**Exercise requirements:** Send each entry back exactly as given, pictures excluded.

**Data excerpts:**
╔══

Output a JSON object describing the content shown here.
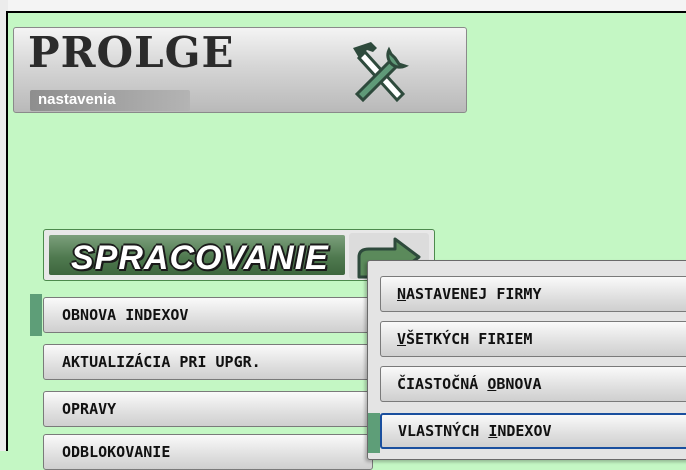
{
  "logo": {
    "title": "PROLGE",
    "subtitle": "nastavenia",
    "icon": "tools-icon"
  },
  "section": {
    "title": "SPRACOVANIE",
    "icon": "arrow-turn-right-icon"
  },
  "menu": {
    "items": [
      {
        "label": "OBNOVA INDEXOV"
      },
      {
        "label": "AKTUALIZÁCIA PRI UPGR."
      },
      {
        "label": "OPRAVY"
      },
      {
        "label": "ODBLOKOVANIE"
      }
    ]
  },
  "submenu": {
    "items": [
      {
        "hotkey": "N",
        "rest": "ASTAVENEJ FIRMY"
      },
      {
        "hotkey": "V",
        "rest": "ŠETKÝCH FIRIEM"
      },
      {
        "prefix": "ČIASTOČNÁ ",
        "hotkey": "O",
        "rest": "BNOVA"
      },
      {
        "prefix": "VLASTNÝCH ",
        "hotkey": "I",
        "rest": "NDEXOV"
      }
    ]
  },
  "colors": {
    "background": "#c4f7c4",
    "accent": "#5e9e78",
    "focus_border": "#1a4f9e"
  }
}
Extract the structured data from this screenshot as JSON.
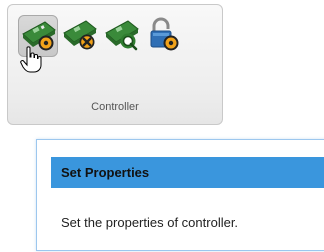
{
  "ribbon": {
    "group_label": "Controller",
    "buttons": [
      {
        "name": "set-properties",
        "icon": "controller-gear-icon",
        "state": "hover"
      },
      {
        "name": "tools",
        "icon": "controller-tools-icon"
      },
      {
        "name": "search",
        "icon": "controller-search-icon"
      },
      {
        "name": "lock-settings",
        "icon": "lock-gear-icon"
      }
    ]
  },
  "tooltip": {
    "title": "Set Properties",
    "description": "Set the properties of controller."
  },
  "colors": {
    "tooltip_header": "#3a96dd",
    "card_green": "#3a8a3a",
    "lock_blue": "#2f6fb5",
    "badge_orange": "#f1a21a"
  }
}
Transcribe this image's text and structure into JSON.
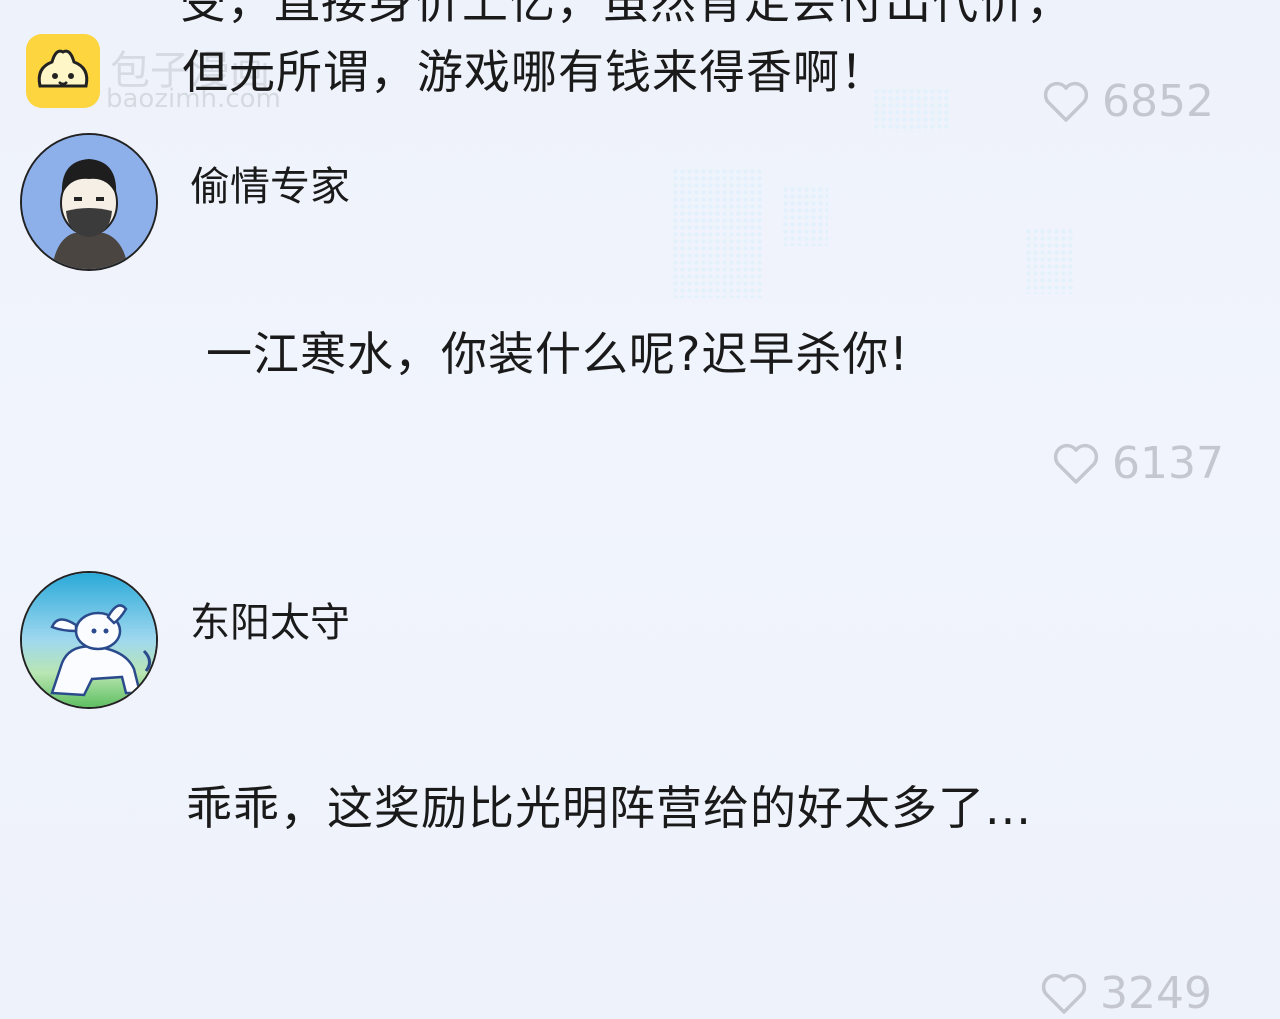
{
  "watermark": {
    "name": "包子漫画",
    "url": "baozimh.com"
  },
  "comments": [
    {
      "text_top": "受，直接身价上亿，虽然肯定会付出代价，",
      "text": "但无所谓，游戏哪有钱来得香啊！",
      "likes": "6852"
    },
    {
      "user": "偷情专家",
      "text": "一江寒水，你装什么呢?迟早杀你!",
      "likes": "6137"
    },
    {
      "user": "东阳太守",
      "text": "乖乖，这奖励比光明阵营给的好太多了...",
      "likes": "3249"
    }
  ]
}
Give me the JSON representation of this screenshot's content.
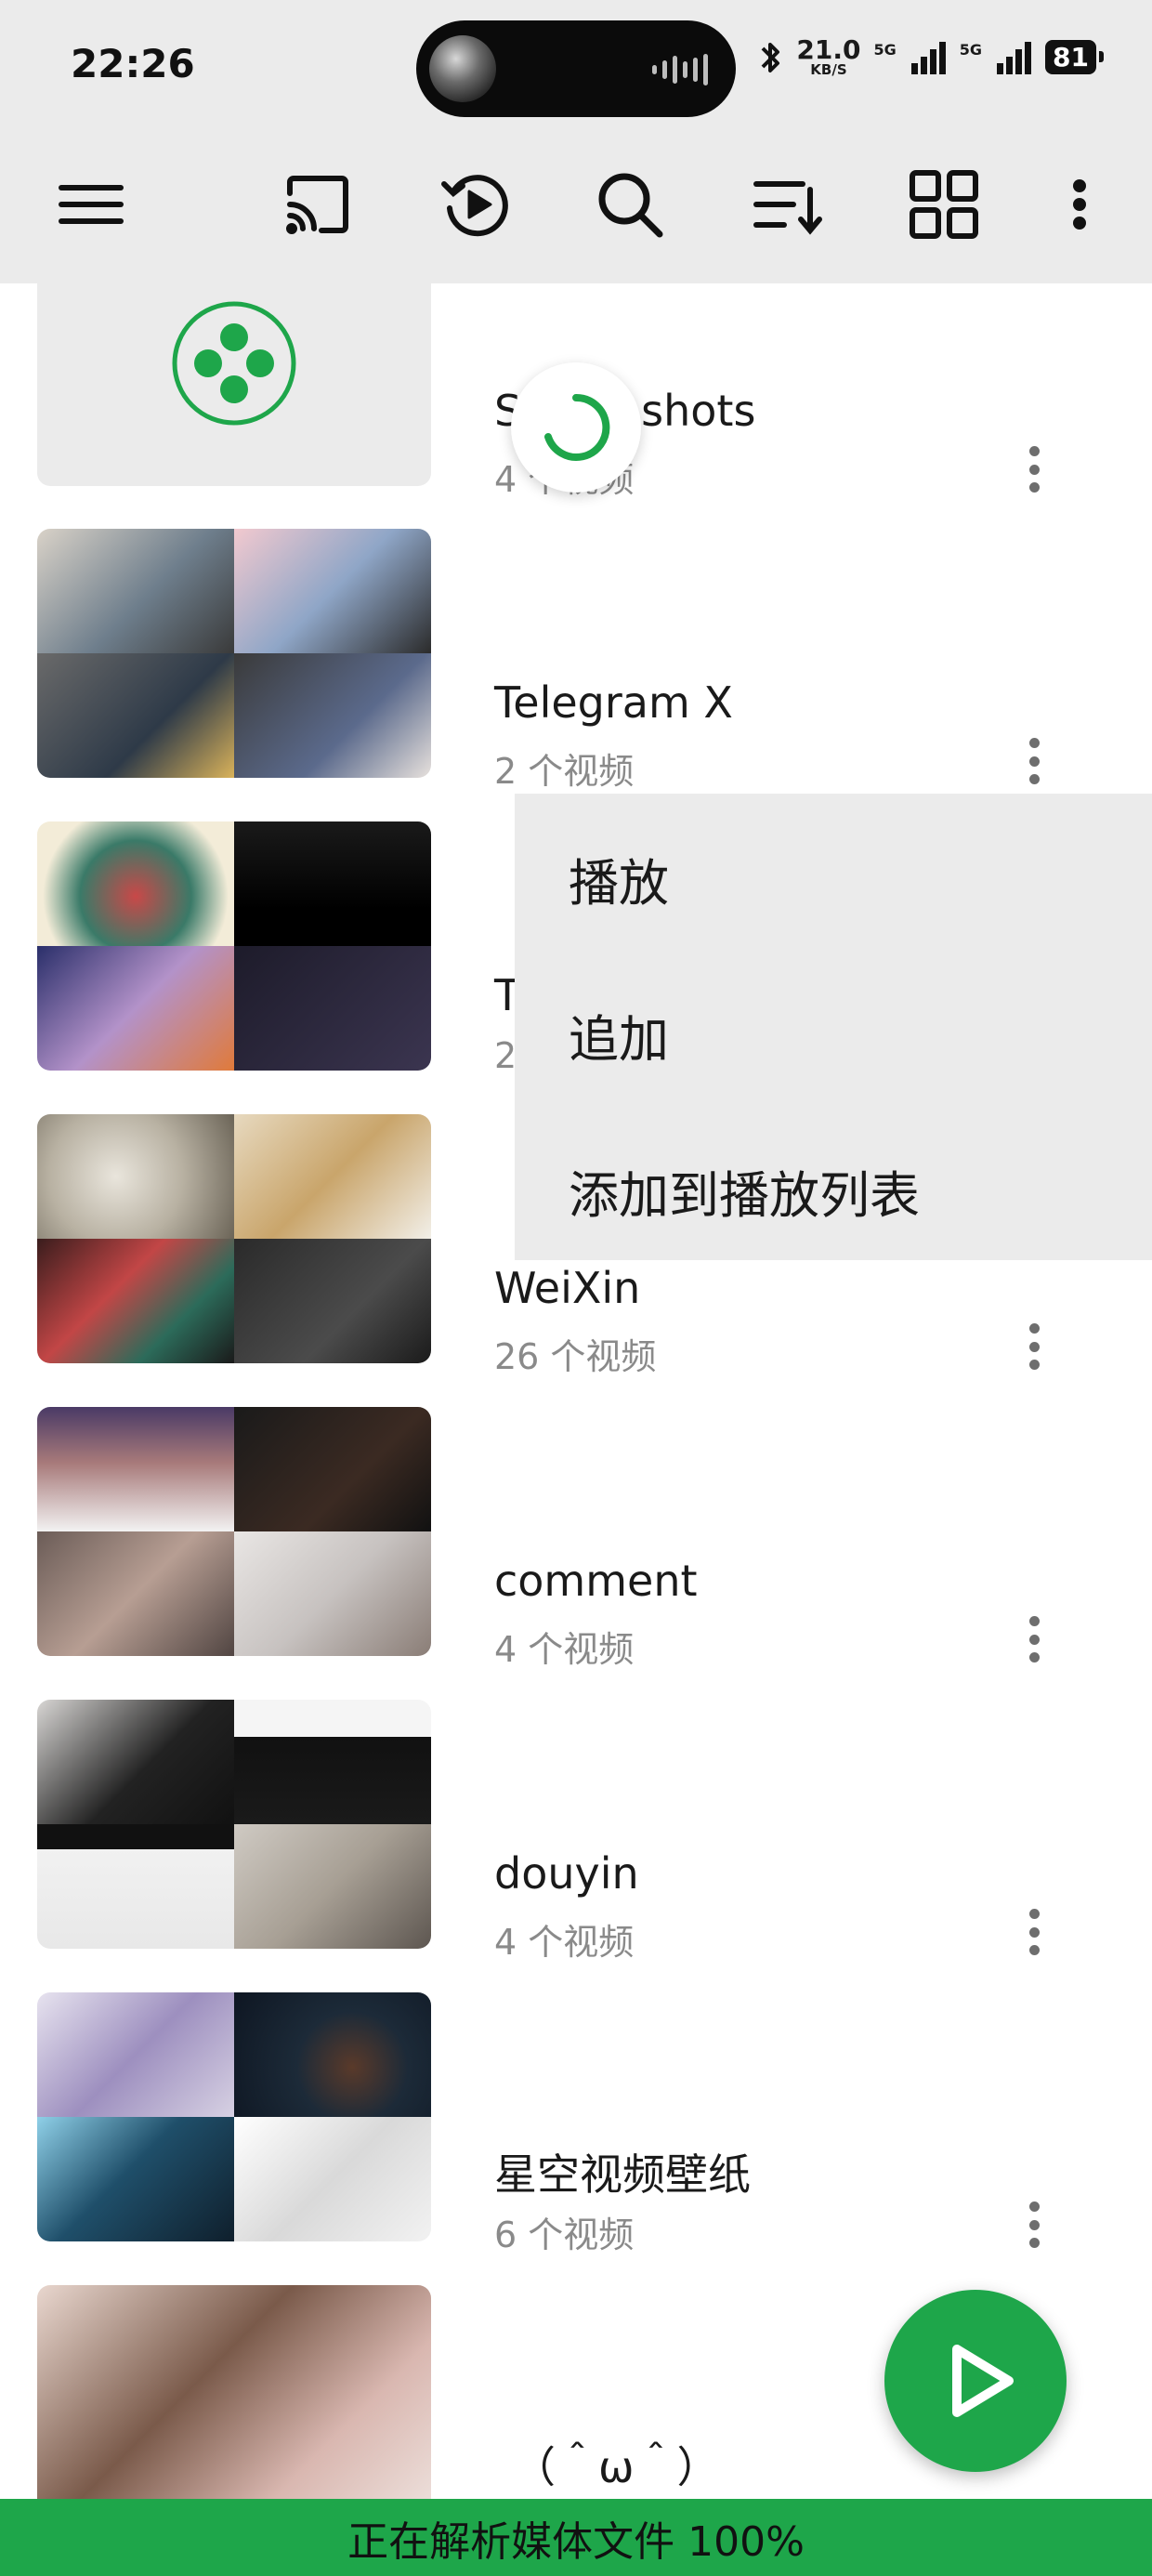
{
  "status_bar": {
    "time": "22:26",
    "net_speed_value": "21.0",
    "net_speed_unit": "KB/S",
    "signal1_label": "5G",
    "signal2_label": "5G",
    "battery": "81"
  },
  "toolbar": {
    "icons": [
      "menu-icon",
      "cast-icon",
      "history-icon",
      "search-icon",
      "sort-icon",
      "grid-view-icon",
      "more-icon"
    ]
  },
  "folders": [
    {
      "title": "Screenshots",
      "subtitle": "4 个视频"
    },
    {
      "title": "Telegram X",
      "subtitle": "2 个视频"
    },
    {
      "title": "T",
      "subtitle": "2"
    },
    {
      "title": "WeiXin",
      "subtitle": "26 个视频"
    },
    {
      "title": "comment",
      "subtitle": "4 个视频"
    },
    {
      "title": "douyin",
      "subtitle": "4 个视频"
    },
    {
      "title": "星空视频壁纸",
      "subtitle": "6 个视频"
    },
    {
      "title": "（＾ω＾）",
      "subtitle": ""
    }
  ],
  "context_menu": {
    "items": [
      "播放",
      "追加",
      "添加到播放列表"
    ]
  },
  "status_message": "正在解析媒体文件 100%",
  "colors": {
    "accent": "#1ea64a",
    "toolbar_bg": "#ebebeb",
    "menu_bg": "#ebebeb"
  }
}
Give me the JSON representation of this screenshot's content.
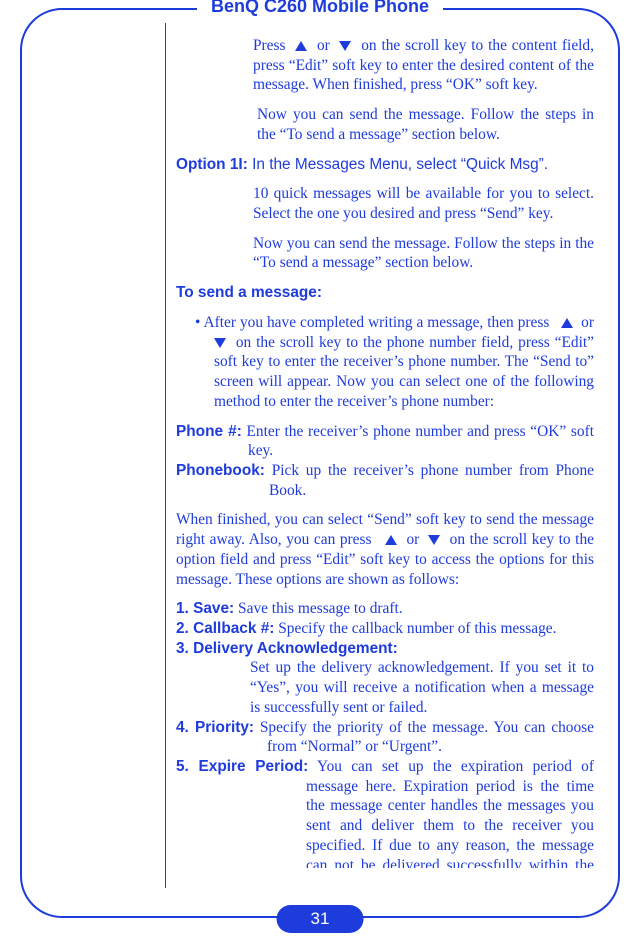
{
  "title": "BenQ C260 Mobile Phone",
  "page_number": "31",
  "intro_block": {
    "p1": "Press   ▲   or   ▼   on the scroll key to the content field, press “Edit” soft key to enter the desired content of the message. When finished, press “OK” soft key.",
    "p2": "Now you can send the message. Follow the steps in the “To send a message” section below."
  },
  "option1I": {
    "label": "Option 1I:",
    "line1": "In the Messages Menu, select “Quick Msg”.",
    "line2": "10 quick messages will be available for you to select. Select the one you desired and press “Send” key.",
    "line3": "Now you can send the message. Follow the steps in the “To send a message” section below."
  },
  "to_send_heading": "To send a message:",
  "bullet_after": "• After you have completed writing a message, then press    ▲  or ▼  on the scroll key to the phone number field, press “Edit” soft key to enter the receiver’s phone number. The “Send to” screen will appear. Now you can select one of the following method to enter the receiver’s phone number:",
  "phone_num": {
    "label": "Phone #:",
    "text": "Enter the receiver’s phone number and press “OK” soft key."
  },
  "phonebook": {
    "label": "Phonebook:",
    "text": "Pick up the receiver’s phone number from Phone Book."
  },
  "when_finished": "When finished, you can select “Send” soft key to send the message right away. Also, you can press    ▲  or  ▼  on the scroll key to the option field and press “Edit” soft key to access the options for this message. These options are shown as follows:",
  "opts": {
    "o1": {
      "label": "1. Save:",
      "text": "Save this message to draft."
    },
    "o2": {
      "label": "2. Callback #:",
      "text": "Specify the callback number of this message."
    },
    "o3": {
      "label": "3. Delivery Acknowledgement:",
      "text": "Set up the delivery acknowledgement. If you set it to “Yes”, you will receive a notification when a message is successfully sent or failed."
    },
    "o4": {
      "label": "4. Priority:",
      "text": "Specify the priority of the message. You can choose from “Normal” or “Urgent”."
    },
    "o5": {
      "label": "5. Expire Period:",
      "text": "You can set up the expiration period of message here. Expiration period is the time the message center handles the messages you sent and deliver them to the receiver you specified. If due to any reason, the message can not be delivered successfully within the expiration period, the"
    }
  }
}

╚══

**Reply:**
Output a JSON object describing the content shown here.
{
  "logo": {
    "title": "PROLGE",
    "subtitle": "nastavenia",
    "icon": "tools-icon"
  },
  "section": {
    "title": "SPRACOVANIE",
    "icon": "arrow-turn-right-icon"
  },
  "menu": {
    "items": [
      {
        "label": "OBNOVA INDEXOV"
      },
      {
        "label": "AKTUALIZÁCIA PRI UPGR."
      },
      {
        "label": "OPRAVY"
      },
      {
        "label": "ODBLOKOVANIE"
      }
    ]
  },
  "submenu": {
    "items": [
      {
        "hotkey": "N",
        "rest": "ASTAVENEJ FIRMY"
      },
      {
        "hotkey": "V",
        "rest": "ŠETKÝCH FIRIEM"
      },
      {
        "prefix": "ČIASTOČNÁ ",
        "hotkey": "O",
        "rest": "BNOVA"
      },
      {
        "prefix": "VLASTNÝCH ",
        "hotkey": "I",
        "rest": "NDEXOV"
      }
    ]
  },
  "colors": {
    "background": "#c4f7c4",
    "accent": "#5e9e78",
    "focus_border": "#1a4f9e"
  }
}
Extract the structured data from this screenshot as JSON.
{
  "ribbon": {
    "group_label": "Controller",
    "buttons": [
      {
        "name": "set-properties",
        "icon": "controller-gear-icon",
        "state": "hover"
      },
      {
        "name": "tools",
        "icon": "controller-tools-icon"
      },
      {
        "name": "search",
        "icon": "controller-search-icon"
      },
      {
        "name": "lock-settings",
        "icon": "lock-gear-icon"
      }
    ]
  },
  "tooltip": {
    "title": "Set Properties",
    "description": "Set the properties of controller."
  },
  "colors": {
    "tooltip_header": "#3a96dd",
    "card_green": "#3a8a3a",
    "lock_blue": "#2f6fb5",
    "badge_orange": "#f1a21a"
  }
}
Transcribe this image's text and structure into JSON.
{
  "watermark": {
    "name": "包子漫画",
    "url": "baozimh.com"
  },
  "comments": [
    {
      "text_top": "受，直接身价上亿，虽然肯定会付出代价，",
      "text": "但无所谓，游戏哪有钱来得香啊！",
      "likes": "6852"
    },
    {
      "user": "偷情专家",
      "text": "一江寒水，你装什么呢?迟早杀你!",
      "likes": "6137"
    },
    {
      "user": "东阳太守",
      "text": "乖乖，这奖励比光明阵营给的好太多了...",
      "likes": "3249"
    }
  ]
}
Give me the JSON representation of this screenshot's content.
{
  "status_bar": {
    "time": "22:26",
    "net_speed_value": "21.0",
    "net_speed_unit": "KB/S",
    "signal1_label": "5G",
    "signal2_label": "5G",
    "battery": "81"
  },
  "toolbar": {
    "icons": [
      "menu-icon",
      "cast-icon",
      "history-icon",
      "search-icon",
      "sort-icon",
      "grid-view-icon",
      "more-icon"
    ]
  },
  "folders": [
    {
      "title": "Screenshots",
      "subtitle": "4 个视频"
    },
    {
      "title": "Telegram X",
      "subtitle": "2 个视频"
    },
    {
      "title": "T",
      "subtitle": "2"
    },
    {
      "title": "WeiXin",
      "subtitle": "26 个视频"
    },
    {
      "title": "comment",
      "subtitle": "4 个视频"
    },
    {
      "title": "douyin",
      "subtitle": "4 个视频"
    },
    {
      "title": "星空视频壁纸",
      "subtitle": "6 个视频"
    },
    {
      "title": "（＾ω＾）",
      "subtitle": ""
    }
  ],
  "context_menu": {
    "items": [
      "播放",
      "追加",
      "添加到播放列表"
    ]
  },
  "status_message": "正在解析媒体文件 100%",
  "colors": {
    "accent": "#1ea64a",
    "toolbar_bg": "#ebebeb",
    "menu_bg": "#ebebeb"
  }
}
Give me the JSON representation of this screenshot's content.
{
  "title": "BenQ C260 Mobile Phone",
  "page_number": "31",
  "intro_block": {
    "p1": "Press   ▲   or   ▼   on the scroll key to the content field, press “Edit” soft key to enter the desired content of the message. When finished, press “OK” soft key.",
    "p2": "Now you can send the message. Follow the steps in the “To send a message” section below."
  },
  "option1I": {
    "label": "Option 1I:",
    "line1": "In the Messages Menu, select “Quick Msg”.",
    "line2": "10 quick messages will be available for you to select. Select the one you desired and press “Send” key.",
    "line3": "Now you can send the message. Follow the steps in the “To send a message” section below."
  },
  "to_send_heading": "To send a message:",
  "bullet_after": "• After you have completed writing a message, then press    ▲  or ▼  on the scroll key to the phone number field, press “Edit” soft key to enter the receiver’s phone number. The “Send to” screen will appear. Now you can select one of the following method to enter the receiver’s phone number:",
  "phone_num": {
    "label": "Phone #:",
    "text": "Enter the receiver’s phone number and press “OK” soft key."
  },
  "phonebook": {
    "label": "Phonebook:",
    "text": "Pick up the receiver’s phone number from Phone Book."
  },
  "when_finished": "When finished, you can select “Send” soft key to send the message right away. Also, you can press    ▲  or  ▼  on the scroll key to the option field and press “Edit” soft key to access the options for this message. These options are shown as follows:",
  "opts": {
    "o1": {
      "label": "1. Save:",
      "text": "Save this message to draft."
    },
    "o2": {
      "label": "2. Callback #:",
      "text": "Specify the callback number of this message."
    },
    "o3": {
      "label": "3. Delivery Acknowledgement:",
      "text": "Set up the delivery acknowledgement. If you set it to “Yes”, you will receive a notification when a message is successfully sent or failed."
    },
    "o4": {
      "label": "4. Priority:",
      "text": "Specify the priority of the message. You can choose from “Normal” or “Urgent”."
    },
    "o5": {
      "label": "5. Expire Period:",
      "text": "You can set up the expiration period of message here. Expiration period is the time the message center handles the messages you sent and deliver them to the receiver you specified. If due to any reason, the message can not be delivered successfully within the expiration period, the"
    }
  }
}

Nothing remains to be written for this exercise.